**Document transcript data**
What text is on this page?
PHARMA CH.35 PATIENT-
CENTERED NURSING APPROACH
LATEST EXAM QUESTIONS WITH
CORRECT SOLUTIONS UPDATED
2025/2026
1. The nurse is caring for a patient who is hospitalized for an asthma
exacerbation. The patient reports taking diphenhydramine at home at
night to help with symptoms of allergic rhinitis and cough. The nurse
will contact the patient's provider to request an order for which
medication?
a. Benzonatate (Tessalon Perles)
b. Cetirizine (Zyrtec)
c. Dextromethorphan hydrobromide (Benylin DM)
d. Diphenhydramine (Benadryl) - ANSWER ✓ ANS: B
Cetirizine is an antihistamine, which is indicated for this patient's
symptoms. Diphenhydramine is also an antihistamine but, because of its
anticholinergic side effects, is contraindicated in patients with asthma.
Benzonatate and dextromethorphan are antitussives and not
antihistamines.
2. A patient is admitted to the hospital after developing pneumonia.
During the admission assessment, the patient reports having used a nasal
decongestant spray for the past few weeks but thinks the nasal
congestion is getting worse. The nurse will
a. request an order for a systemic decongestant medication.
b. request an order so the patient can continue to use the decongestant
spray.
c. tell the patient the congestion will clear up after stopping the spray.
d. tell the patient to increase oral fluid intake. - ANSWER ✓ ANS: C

**WHAT YOU ARE ASKED TO DO**
Each line above is to be repeated exactly.

**RESPONSE BELOW**
What text is on this page?
PHARMA CH.35 PATIENT-
CENTERED NURSING APPROACH
LATEST EXAM QUESTIONS WITH
CORRECT SOLUTIONS UPDATED
2025/2026
1. The nurse is caring for a patient who is hospitalized for an asthma
exacerbation. The patient reports taking diphenhydramine at home at
night to help with symptoms of allergic rhinitis and cough. The nurse
will contact the patient's provider to request an order for which
medication?
a. Benzonatate (Tessalon Perles)
b. Cetirizine (Zyrtec)
c. Dextromethorphan hydrobromide (Benylin DM)
d. Diphenhydramine (Benadryl) - ANSWER ✓ ANS: B
Cetirizine is an antihistamine, which is indicated for this patient's
symptoms. Diphenhydramine is also an antihistamine but, because of its
anticholinergic side effects, is contraindicated in patients with asthma.
Benzonatate and dextromethorphan are antitussives and not
antihistamines.
2. A patient is admitted to the hospital after developing pneumonia.
During the admission assessment, the patient reports having used a nasal
decongestant spray for the past few weeks but thinks the nasal
congestion is getting worse. The nurse will
a. request an order for a systemic decongestant medication.
b. request an order so the patient can continue to use the decongestant
spray.
c. tell the patient the congestion will clear up after stopping the spray.
d. tell the patient to increase oral fluid intake. - ANSWER ✓ ANS: C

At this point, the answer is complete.